→ EXERCISE: Find every line in the records below that contains the word "content", and copy each such line.

Data extracted from a collection:
========

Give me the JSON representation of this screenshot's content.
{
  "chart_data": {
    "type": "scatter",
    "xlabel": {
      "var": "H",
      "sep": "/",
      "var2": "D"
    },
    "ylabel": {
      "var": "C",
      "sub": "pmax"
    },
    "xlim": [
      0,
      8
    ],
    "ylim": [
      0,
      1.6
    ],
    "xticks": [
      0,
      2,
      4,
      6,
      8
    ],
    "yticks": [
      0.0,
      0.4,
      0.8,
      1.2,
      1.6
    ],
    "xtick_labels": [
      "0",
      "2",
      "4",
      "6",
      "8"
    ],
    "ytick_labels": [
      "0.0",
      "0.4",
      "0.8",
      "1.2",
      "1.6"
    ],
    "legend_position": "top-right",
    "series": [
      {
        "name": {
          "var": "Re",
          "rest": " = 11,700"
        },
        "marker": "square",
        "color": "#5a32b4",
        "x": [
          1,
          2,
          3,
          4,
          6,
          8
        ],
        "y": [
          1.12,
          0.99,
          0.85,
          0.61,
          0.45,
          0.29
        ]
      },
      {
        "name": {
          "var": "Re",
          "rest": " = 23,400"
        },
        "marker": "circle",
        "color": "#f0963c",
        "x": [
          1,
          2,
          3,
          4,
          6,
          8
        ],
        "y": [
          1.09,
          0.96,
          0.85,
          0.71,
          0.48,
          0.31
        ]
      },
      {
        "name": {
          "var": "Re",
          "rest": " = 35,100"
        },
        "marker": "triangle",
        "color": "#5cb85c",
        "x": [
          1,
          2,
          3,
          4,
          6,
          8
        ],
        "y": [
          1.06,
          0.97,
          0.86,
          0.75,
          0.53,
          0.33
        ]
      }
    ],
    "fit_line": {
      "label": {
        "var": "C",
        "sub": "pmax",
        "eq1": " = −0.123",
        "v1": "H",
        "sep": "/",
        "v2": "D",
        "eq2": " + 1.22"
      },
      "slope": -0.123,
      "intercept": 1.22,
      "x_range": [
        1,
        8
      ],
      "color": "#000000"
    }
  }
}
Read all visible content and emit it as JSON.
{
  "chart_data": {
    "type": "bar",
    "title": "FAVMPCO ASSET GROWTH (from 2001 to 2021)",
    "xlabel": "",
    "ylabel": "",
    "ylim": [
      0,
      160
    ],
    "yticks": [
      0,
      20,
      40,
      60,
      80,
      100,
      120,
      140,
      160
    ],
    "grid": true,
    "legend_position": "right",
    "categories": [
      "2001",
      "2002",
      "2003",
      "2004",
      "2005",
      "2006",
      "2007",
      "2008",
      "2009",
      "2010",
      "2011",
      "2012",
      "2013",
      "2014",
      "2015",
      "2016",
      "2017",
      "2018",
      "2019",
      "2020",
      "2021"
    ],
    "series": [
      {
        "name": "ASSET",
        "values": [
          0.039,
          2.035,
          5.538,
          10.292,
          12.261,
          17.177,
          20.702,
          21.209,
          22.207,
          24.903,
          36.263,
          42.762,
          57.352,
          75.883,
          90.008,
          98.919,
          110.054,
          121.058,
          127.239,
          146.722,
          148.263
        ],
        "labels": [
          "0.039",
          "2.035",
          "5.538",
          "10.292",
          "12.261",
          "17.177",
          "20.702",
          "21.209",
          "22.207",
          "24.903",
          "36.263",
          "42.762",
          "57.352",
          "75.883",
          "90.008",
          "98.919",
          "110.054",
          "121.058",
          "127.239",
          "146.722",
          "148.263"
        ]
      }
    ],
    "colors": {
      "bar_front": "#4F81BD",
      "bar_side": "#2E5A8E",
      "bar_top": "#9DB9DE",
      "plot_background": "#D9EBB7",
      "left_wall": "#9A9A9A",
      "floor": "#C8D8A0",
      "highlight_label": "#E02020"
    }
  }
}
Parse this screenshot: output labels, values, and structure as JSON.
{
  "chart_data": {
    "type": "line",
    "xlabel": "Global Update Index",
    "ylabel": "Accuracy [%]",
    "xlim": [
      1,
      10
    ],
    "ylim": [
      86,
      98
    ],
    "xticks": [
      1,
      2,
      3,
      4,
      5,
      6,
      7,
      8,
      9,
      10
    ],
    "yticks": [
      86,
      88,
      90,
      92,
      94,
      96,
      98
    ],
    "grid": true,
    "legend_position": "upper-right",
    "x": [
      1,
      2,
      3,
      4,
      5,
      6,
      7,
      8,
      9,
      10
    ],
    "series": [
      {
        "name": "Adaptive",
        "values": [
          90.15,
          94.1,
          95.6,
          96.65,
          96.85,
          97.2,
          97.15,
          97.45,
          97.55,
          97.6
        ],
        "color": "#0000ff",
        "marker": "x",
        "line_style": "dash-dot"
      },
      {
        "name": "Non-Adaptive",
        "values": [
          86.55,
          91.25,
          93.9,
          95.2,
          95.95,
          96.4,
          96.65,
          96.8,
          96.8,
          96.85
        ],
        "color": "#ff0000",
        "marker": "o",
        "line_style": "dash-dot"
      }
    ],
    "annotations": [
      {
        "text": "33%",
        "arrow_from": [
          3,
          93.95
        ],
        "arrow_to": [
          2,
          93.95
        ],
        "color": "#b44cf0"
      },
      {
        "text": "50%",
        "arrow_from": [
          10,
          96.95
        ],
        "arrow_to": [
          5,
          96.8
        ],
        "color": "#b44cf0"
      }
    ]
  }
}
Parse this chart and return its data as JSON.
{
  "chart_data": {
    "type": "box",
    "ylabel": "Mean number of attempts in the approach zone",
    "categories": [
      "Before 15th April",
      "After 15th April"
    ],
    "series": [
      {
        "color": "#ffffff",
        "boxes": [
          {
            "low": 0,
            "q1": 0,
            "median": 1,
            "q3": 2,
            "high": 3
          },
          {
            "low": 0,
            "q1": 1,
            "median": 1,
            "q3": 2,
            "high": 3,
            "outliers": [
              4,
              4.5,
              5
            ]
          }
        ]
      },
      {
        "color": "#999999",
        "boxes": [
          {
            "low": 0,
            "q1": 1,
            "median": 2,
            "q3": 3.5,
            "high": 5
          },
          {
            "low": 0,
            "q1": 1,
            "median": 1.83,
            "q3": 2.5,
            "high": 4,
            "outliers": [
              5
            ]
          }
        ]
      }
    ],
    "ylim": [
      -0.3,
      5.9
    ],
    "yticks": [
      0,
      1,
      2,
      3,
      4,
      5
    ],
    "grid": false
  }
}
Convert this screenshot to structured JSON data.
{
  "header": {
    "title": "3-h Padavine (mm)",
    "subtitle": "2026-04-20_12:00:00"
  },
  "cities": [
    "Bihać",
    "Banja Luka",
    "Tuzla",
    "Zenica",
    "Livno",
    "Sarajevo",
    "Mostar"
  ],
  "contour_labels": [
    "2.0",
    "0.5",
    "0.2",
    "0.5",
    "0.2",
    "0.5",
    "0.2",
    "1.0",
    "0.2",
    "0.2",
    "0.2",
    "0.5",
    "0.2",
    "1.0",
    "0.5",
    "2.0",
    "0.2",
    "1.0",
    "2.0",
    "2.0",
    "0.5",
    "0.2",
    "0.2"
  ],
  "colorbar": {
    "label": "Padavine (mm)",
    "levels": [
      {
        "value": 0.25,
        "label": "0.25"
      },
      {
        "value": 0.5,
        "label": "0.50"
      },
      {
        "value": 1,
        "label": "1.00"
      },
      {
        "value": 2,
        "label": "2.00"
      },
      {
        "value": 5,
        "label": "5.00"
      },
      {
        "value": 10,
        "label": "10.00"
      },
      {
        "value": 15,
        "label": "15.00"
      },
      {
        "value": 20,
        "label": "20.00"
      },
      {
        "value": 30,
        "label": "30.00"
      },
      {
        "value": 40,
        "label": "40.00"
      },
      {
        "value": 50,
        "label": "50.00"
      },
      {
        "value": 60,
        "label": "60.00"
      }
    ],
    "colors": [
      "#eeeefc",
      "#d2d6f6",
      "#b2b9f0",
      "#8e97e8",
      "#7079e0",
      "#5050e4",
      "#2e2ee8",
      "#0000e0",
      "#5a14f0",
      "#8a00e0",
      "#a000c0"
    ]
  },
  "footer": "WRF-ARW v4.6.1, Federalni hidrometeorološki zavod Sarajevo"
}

========

→ SOLUTION FOR THIS EXERCISE:
Give me the JSON representation of this screenshot's content.
Read all visible content and emit it as JSON.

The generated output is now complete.